## PROBLEM TO WORK ON
Duplicate the lines of each of the following records verbatim, omitting the pictures from your answer.

BEGIN GIVEN DATA

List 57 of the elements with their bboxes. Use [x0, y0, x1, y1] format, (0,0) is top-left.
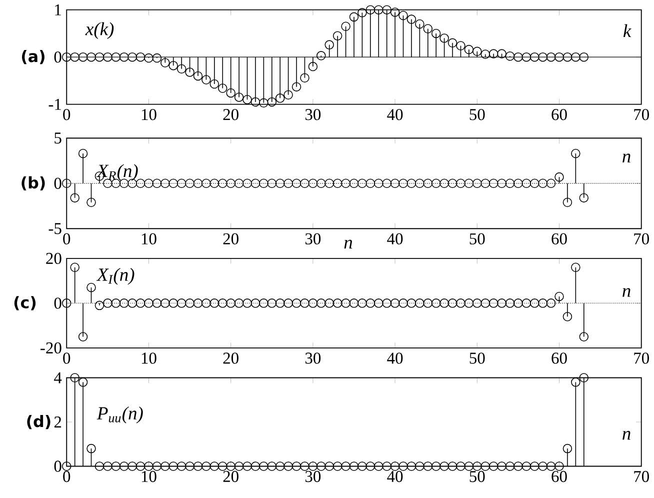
x-tick-label: 50 [470, 352, 485, 364]
annotation: P$_{uu}$(n) [96, 406, 143, 424]
x-tick-label: 50 [470, 108, 485, 120]
x-tick-label: 30 [305, 352, 321, 364]
y-axis-title: (c) [14, 296, 36, 310]
x-tick-label: 70 [634, 233, 649, 244]
y-tick-label: 0 [54, 51, 62, 63]
x-tick-label: 70 [634, 352, 649, 364]
x-tick-label: 60 [552, 470, 567, 482]
x-tick-label: 20 [223, 108, 238, 120]
annotation: n [622, 430, 630, 440]
x-tick-label: 50 [470, 470, 485, 482]
x-tick-label: 0 [63, 470, 70, 482]
text: n [344, 240, 352, 248]
x-tick-label: 0 [63, 108, 70, 120]
y-tick-label: 0 [54, 460, 62, 472]
x-tick-label: 30 [305, 108, 321, 120]
annotation: n [622, 154, 630, 162]
annotation: n [622, 288, 630, 297]
x-tick-label: 20 [223, 233, 238, 244]
y-tick-label: 0 [54, 298, 62, 309]
x-tick-label: 40 [387, 470, 403, 482]
y-tick-label: -5 [48, 223, 62, 234]
y-tick-label: -1 [48, 98, 61, 110]
y-tick-label: 4 [54, 372, 62, 384]
x-tick-label: 60 [552, 233, 567, 244]
y-tick-label: 0 [54, 178, 62, 189]
x-tick-label: 70 [634, 470, 649, 482]
x-tick-label: 60 [552, 352, 567, 364]
y-tick-label: -20 [40, 342, 62, 354]
x-tick-label: 60 [552, 108, 567, 120]
x-tick-label: 50 [470, 233, 485, 244]
x-tick-label: 0 [63, 352, 70, 364]
x-tick-label: 10 [142, 352, 156, 364]
x-tick-label: 40 [387, 108, 403, 120]
x-tick-label: 10 [142, 233, 156, 244]
x-tick-label: 20 [223, 470, 238, 482]
annotation: X$_{I}$(n) [96, 268, 134, 285]
y-tick-label: 5 [54, 132, 62, 144]
y-tick-label: 2 [54, 416, 62, 428]
x-tick-label: 40 [387, 233, 403, 244]
x-tick-label: 30 [305, 470, 321, 482]
x-tick-label: 0 [63, 233, 70, 244]
x-tick-label: 40 [387, 352, 403, 364]
y-axis-title: (d) [27, 414, 50, 430]
x-tick-label: 20 [223, 352, 238, 364]
x-tick-label: 70 [634, 108, 649, 120]
annotation: k [623, 24, 632, 38]
y-axis-title: (a) [22, 50, 44, 64]
x-tick-label: 10 [142, 108, 156, 120]
x-tick-label: 30 [305, 233, 321, 244]
annotation: x(k) [85, 22, 114, 39]
annotation: X$_{R}$(n) [96, 164, 138, 181]
y-tick-label: 1 [55, 4, 61, 16]
x-tick-label: 10 [142, 470, 156, 482]
y-axis-title: (b) [22, 176, 45, 190]
y-tick-label: 20 [46, 252, 62, 264]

END GIVEN DATA

## COMPLETED TASK
List 57 of the elements with their bboxes. Use [x0, y0, x1, y1] format, (0,0) is top-left.
x-tick-label: 50 [470, 352, 485, 364]
annotation: P$_{uu}$(n) [96, 406, 143, 424]
x-tick-label: 50 [470, 108, 485, 120]
x-tick-label: 30 [305, 352, 321, 364]
y-axis-title: (c) [14, 296, 36, 310]
x-tick-label: 70 [634, 233, 649, 244]
y-tick-label: 0 [54, 51, 62, 63]
x-tick-label: 70 [634, 352, 649, 364]
x-tick-label: 60 [552, 470, 567, 482]
x-tick-label: 20 [223, 108, 238, 120]
annotation: n [622, 430, 630, 440]
x-tick-label: 50 [470, 470, 485, 482]
x-tick-label: 0 [63, 470, 70, 482]
text: n [344, 240, 352, 248]
x-tick-label: 0 [63, 108, 70, 120]
y-tick-label: 0 [54, 460, 62, 472]
x-tick-label: 30 [305, 108, 321, 120]
annotation: n [622, 154, 630, 162]
annotation: n [622, 288, 630, 297]
x-tick-label: 20 [223, 233, 238, 244]
y-tick-label: 0 [54, 298, 62, 309]
x-tick-label: 40 [387, 470, 403, 482]
y-tick-label: -5 [48, 223, 62, 234]
y-tick-label: -1 [48, 98, 61, 110]
y-tick-label: 4 [54, 372, 62, 384]
x-tick-label: 60 [552, 233, 567, 244]
y-tick-label: 0 [54, 178, 62, 189]
x-tick-label: 70 [634, 470, 649, 482]
x-tick-label: 60 [552, 352, 567, 364]
y-tick-label: -20 [40, 342, 62, 354]
x-tick-label: 60 [552, 108, 567, 120]
x-tick-label: 50 [470, 233, 485, 244]
x-tick-label: 0 [63, 352, 70, 364]
x-tick-label: 10 [142, 352, 156, 364]
x-tick-label: 40 [387, 108, 403, 120]
x-tick-label: 10 [142, 233, 156, 244]
x-tick-label: 20 [223, 470, 238, 482]
annotation: X$_{I}$(n) [96, 268, 134, 285]
y-tick-label: 5 [54, 132, 62, 144]
y-tick-label: 2 [54, 416, 62, 428]
x-tick-label: 40 [387, 233, 403, 244]
x-tick-label: 30 [305, 470, 321, 482]
x-tick-label: 0 [63, 233, 70, 244]
x-tick-label: 40 [387, 352, 403, 364]
y-axis-title: (d) [27, 414, 50, 430]
x-tick-label: 20 [223, 352, 238, 364]
x-tick-label: 70 [634, 108, 649, 120]
annotation: k [623, 24, 632, 38]
y-axis-title: (a) [22, 50, 44, 64]
x-tick-label: 10 [142, 108, 156, 120]
x-tick-label: 30 [305, 233, 321, 244]
annotation: x(k) [85, 22, 114, 39]
annotation: X$_{R}$(n) [96, 164, 138, 181]
y-tick-label: 1 [55, 4, 61, 16]
x-tick-label: 10 [142, 470, 156, 482]
y-axis-title: (b) [22, 176, 45, 190]
y-tick-label: 20 [46, 252, 62, 264]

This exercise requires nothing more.